- **The exercise**
Format the data as a numbered list with blank lines omitted. Start at the first line of the data and end with the line containing "call-detail: Příchozí, 12. 3. 2014 [48, 1446, 417, 1487]", including both.

- **Data to process**
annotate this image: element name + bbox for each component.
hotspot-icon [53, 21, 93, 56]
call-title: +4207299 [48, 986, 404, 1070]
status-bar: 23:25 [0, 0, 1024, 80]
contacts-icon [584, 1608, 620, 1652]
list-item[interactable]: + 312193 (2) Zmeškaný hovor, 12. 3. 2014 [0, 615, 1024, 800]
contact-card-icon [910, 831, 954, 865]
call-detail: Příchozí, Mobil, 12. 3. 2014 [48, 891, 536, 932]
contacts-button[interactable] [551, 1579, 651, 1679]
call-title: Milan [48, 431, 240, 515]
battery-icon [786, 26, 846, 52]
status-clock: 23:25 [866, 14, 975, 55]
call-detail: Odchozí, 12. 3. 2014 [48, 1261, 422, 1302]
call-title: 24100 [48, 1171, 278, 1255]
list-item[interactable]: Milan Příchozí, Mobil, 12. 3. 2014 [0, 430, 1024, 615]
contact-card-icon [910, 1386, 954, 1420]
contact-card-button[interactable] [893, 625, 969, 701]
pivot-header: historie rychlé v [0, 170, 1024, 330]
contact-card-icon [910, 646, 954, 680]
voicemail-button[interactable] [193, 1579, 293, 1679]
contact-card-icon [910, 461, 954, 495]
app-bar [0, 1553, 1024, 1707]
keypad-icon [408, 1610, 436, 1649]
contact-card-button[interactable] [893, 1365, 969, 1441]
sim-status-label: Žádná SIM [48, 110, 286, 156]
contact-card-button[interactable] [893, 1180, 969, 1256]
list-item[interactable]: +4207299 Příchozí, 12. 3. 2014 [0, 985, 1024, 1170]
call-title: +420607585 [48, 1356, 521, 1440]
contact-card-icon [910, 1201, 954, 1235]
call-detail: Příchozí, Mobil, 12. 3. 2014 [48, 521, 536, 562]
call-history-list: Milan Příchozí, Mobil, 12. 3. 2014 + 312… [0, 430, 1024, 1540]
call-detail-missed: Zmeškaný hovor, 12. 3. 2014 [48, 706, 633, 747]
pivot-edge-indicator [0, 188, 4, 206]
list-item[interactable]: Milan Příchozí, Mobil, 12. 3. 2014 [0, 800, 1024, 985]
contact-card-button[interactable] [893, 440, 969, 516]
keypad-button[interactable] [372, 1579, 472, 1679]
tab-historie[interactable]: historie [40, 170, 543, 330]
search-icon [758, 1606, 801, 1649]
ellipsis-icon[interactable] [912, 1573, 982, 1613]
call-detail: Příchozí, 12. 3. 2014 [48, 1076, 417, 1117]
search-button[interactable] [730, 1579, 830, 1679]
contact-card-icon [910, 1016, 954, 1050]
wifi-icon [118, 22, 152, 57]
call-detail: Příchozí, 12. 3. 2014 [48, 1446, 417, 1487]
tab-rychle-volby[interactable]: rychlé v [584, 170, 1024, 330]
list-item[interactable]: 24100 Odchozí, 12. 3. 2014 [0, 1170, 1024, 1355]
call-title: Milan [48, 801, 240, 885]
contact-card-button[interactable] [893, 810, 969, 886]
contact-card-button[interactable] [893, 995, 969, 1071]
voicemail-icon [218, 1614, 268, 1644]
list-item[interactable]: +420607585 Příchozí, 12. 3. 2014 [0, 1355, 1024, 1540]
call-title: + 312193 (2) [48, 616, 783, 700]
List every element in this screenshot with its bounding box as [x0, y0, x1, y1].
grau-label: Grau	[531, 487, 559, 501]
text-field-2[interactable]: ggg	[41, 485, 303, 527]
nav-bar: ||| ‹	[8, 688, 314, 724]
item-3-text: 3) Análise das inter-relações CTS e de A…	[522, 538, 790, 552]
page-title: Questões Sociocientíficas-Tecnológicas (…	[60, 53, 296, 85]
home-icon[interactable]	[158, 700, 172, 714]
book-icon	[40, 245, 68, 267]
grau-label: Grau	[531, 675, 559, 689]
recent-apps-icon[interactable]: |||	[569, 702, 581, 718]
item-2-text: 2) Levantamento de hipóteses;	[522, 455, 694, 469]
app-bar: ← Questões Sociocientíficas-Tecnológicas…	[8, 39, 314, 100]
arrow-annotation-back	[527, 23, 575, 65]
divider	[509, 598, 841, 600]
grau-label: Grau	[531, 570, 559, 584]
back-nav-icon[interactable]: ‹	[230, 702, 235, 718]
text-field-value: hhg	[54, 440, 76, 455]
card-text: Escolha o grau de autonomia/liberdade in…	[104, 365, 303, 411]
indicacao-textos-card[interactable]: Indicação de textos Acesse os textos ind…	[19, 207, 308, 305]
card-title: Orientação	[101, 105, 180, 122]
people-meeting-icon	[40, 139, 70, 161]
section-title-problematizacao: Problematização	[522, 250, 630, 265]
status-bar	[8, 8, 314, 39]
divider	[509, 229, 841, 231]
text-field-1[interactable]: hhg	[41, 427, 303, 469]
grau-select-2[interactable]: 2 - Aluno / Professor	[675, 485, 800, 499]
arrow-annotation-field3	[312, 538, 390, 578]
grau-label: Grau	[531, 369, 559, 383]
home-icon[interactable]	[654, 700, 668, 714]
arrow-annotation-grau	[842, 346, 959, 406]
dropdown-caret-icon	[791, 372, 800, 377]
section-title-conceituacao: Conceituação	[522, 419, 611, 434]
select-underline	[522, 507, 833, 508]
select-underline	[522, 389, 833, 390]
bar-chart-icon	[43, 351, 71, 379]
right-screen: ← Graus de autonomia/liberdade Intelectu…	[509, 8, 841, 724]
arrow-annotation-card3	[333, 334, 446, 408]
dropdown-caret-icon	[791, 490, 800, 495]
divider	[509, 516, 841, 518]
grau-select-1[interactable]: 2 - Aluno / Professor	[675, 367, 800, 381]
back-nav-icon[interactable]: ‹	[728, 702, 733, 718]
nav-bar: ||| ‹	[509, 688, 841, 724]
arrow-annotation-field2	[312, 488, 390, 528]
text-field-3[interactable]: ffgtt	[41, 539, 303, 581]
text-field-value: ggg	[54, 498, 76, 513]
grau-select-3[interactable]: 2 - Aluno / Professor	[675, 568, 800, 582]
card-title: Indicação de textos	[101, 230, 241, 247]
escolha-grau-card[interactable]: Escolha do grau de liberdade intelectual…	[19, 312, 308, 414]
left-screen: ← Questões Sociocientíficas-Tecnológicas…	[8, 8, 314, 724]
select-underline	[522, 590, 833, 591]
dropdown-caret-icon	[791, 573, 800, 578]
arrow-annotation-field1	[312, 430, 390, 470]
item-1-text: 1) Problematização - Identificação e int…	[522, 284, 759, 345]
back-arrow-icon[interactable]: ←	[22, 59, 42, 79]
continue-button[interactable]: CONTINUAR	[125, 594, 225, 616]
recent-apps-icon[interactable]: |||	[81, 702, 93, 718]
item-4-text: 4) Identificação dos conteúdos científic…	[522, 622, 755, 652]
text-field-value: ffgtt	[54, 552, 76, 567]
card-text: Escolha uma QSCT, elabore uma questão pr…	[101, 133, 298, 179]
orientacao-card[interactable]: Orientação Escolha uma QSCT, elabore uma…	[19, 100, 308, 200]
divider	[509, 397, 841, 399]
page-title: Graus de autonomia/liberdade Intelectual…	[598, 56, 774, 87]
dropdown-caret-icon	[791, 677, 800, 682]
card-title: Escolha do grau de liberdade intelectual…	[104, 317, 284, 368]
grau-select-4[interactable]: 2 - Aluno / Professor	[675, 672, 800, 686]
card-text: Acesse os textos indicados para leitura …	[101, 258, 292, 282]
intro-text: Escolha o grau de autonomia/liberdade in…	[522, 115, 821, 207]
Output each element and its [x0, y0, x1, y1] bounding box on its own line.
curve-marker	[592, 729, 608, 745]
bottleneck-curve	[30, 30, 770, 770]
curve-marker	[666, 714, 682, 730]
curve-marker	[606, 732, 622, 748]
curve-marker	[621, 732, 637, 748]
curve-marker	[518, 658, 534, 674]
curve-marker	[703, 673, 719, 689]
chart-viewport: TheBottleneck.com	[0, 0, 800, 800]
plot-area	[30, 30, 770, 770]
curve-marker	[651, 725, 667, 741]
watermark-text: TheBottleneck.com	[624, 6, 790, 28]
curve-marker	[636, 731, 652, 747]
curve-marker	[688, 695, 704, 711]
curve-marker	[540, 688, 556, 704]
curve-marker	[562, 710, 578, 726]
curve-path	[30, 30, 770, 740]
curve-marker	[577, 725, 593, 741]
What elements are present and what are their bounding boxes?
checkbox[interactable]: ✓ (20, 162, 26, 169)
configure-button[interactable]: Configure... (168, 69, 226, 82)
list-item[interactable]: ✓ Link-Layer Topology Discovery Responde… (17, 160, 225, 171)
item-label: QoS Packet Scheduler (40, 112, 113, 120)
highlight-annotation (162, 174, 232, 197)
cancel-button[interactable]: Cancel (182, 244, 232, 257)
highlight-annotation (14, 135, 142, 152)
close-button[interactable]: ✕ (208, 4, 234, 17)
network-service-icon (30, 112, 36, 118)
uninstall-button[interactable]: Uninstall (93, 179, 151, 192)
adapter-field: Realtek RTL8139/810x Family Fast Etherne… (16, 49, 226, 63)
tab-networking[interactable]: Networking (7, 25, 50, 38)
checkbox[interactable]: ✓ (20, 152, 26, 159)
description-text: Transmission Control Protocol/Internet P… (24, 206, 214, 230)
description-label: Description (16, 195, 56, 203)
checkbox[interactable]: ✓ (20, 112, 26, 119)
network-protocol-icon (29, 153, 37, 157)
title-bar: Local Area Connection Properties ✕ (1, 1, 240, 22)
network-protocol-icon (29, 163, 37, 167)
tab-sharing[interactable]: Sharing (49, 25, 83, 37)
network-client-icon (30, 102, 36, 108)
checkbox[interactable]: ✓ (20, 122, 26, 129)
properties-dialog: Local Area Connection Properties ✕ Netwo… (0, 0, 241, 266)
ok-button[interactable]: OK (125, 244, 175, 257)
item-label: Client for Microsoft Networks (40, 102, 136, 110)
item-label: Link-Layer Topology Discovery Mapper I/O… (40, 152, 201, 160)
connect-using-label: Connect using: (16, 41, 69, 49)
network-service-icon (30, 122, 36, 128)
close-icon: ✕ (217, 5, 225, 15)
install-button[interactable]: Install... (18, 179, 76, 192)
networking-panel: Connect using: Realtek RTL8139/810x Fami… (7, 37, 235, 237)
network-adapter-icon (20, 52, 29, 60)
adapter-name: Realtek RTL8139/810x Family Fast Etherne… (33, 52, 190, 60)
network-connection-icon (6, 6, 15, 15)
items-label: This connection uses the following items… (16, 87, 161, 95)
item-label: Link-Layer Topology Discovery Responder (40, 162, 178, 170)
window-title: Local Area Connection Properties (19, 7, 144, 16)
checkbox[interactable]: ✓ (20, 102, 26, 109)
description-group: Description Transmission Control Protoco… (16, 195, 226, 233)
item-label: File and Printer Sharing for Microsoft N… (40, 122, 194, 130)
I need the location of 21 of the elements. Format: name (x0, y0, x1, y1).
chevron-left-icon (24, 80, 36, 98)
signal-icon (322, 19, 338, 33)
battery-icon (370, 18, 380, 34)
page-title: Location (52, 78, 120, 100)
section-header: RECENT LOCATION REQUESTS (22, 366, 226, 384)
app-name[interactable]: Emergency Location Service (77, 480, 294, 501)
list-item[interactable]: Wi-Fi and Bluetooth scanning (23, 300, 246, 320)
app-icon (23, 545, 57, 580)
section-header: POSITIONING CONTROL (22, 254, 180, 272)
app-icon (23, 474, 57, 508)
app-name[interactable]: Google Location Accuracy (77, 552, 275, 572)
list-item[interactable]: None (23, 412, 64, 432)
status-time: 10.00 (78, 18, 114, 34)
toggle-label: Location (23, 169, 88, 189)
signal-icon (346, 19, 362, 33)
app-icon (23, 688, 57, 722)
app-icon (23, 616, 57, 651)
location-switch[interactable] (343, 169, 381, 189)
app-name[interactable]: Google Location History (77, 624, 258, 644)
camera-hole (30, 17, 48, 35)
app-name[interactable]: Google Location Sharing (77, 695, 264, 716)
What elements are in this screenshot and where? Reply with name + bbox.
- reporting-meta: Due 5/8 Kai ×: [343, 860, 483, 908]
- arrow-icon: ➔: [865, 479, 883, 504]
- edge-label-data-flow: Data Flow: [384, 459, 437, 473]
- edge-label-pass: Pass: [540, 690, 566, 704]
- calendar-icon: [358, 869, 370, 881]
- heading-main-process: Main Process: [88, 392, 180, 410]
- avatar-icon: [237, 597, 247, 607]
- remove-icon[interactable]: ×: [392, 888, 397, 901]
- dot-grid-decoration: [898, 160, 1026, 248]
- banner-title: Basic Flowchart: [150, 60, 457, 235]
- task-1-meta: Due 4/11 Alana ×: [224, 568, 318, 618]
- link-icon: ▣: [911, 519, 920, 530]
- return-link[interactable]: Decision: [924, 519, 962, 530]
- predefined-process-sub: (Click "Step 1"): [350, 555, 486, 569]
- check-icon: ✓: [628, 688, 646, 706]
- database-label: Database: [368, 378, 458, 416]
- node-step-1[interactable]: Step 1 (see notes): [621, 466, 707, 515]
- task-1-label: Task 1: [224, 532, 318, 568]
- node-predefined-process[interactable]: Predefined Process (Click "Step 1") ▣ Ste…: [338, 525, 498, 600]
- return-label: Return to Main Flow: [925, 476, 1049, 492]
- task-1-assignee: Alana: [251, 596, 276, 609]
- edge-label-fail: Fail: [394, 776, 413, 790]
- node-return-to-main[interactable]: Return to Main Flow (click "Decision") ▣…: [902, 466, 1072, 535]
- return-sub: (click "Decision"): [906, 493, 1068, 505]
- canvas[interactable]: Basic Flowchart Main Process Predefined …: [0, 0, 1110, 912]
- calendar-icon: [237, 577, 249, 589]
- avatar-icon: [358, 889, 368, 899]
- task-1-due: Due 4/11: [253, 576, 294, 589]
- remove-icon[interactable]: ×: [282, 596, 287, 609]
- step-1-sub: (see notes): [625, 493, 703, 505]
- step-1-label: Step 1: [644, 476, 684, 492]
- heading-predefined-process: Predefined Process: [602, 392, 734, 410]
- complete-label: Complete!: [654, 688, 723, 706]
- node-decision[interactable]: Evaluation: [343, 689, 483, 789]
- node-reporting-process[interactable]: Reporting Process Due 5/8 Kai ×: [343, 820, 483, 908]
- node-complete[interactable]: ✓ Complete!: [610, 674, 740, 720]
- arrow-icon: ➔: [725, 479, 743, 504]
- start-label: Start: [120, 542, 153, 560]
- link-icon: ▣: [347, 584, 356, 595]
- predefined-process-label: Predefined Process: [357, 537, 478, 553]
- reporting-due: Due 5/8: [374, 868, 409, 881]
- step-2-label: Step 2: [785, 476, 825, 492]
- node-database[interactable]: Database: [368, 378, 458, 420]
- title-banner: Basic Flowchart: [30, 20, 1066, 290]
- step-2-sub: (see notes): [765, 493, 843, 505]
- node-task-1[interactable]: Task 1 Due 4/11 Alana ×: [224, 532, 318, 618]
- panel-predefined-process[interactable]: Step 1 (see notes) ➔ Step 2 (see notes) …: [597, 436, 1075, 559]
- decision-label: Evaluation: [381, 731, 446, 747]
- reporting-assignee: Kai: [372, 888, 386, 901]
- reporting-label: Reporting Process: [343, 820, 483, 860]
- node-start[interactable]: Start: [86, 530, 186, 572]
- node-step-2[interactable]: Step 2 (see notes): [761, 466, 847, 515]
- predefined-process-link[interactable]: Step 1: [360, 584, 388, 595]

- **Answer to this exercise**
1. annotate this image: element name + bbox for each component.
2. hotspot-icon [53, 21, 93, 56]
3. call-title: +4207299 [48, 986, 404, 1070]
4. status-bar: 23:25 [0, 0, 1024, 80]
5. contacts-icon [584, 1608, 620, 1652]
6. list-item[interactable]: + 312193 (2) Zmeškaný hovor, 12. 3. 2014 [0, 615, 1024, 800]
7. contact-card-icon [910, 831, 954, 865]
8. call-detail: Příchozí, Mobil, 12. 3. 2014 [48, 891, 536, 932]
9. contacts-button[interactable] [551, 1579, 651, 1679]
10. call-title: Milan [48, 431, 240, 515]
11. battery-icon [786, 26, 846, 52]
12. status-clock: 23:25 [866, 14, 975, 55]
13. call-detail: Odchozí, 12. 3. 2014 [48, 1261, 422, 1302]
14. call-title: 24100 [48, 1171, 278, 1255]
15. list-item[interactable]: Milan Příchozí, Mobil, 12. 3. 2014 [0, 430, 1024, 615]
16. contact-card-icon [910, 1386, 954, 1420]
17. contact-card-button[interactable] [893, 625, 969, 701]
18. pivot-header: historie rychlé v [0, 170, 1024, 330]
19. contact-card-icon [910, 646, 954, 680]
20. voicemail-button[interactable] [193, 1579, 293, 1679]
21. contact-card-icon [910, 461, 954, 495]
22. app-bar [0, 1553, 1024, 1707]
23. keypad-icon [408, 1610, 436, 1649]
24. contact-card-button[interactable] [893, 1365, 969, 1441]
25. sim-status-label: Žádná SIM [48, 110, 286, 156]
26. contact-card-button[interactable] [893, 1180, 969, 1256]
27. list-item[interactable]: +4207299 Příchozí, 12. 3. 2014 [0, 985, 1024, 1170]
28. call-title: +420607585 [48, 1356, 521, 1440]
29. contact-card-icon [910, 1201, 954, 1235]
30. call-detail: Příchozí, Mobil, 12. 3. 2014 [48, 521, 536, 562]
31. call-history-list: Milan Příchozí, Mobil, 12. 3. 2014 + 312… [0, 430, 1024, 1540]
32. call-detail-missed: Zmeškaný hovor, 12. 3. 2014 [48, 706, 633, 747]
33. pivot-edge-indicator [0, 188, 4, 206]
34. list-item[interactable]: Milan Příchozí, Mobil, 12. 3. 2014 [0, 800, 1024, 985]
35. contact-card-button[interactable] [893, 440, 969, 516]
36. keypad-button[interactable] [372, 1579, 472, 1679]
37. tab-historie[interactable]: historie [40, 170, 543, 330]
38. search-icon [758, 1606, 801, 1649]
39. ellipsis-icon[interactable] [912, 1573, 982, 1613]
40. call-detail: Příchozí, 12. 3. 2014 [48, 1076, 417, 1117]
41. search-button[interactable] [730, 1579, 830, 1679]
42. contact-card-icon [910, 1016, 954, 1050]
43. wifi-icon [118, 22, 152, 57]
44. call-detail: Příchozí, 12. 3. 2014 [48, 1446, 417, 1487]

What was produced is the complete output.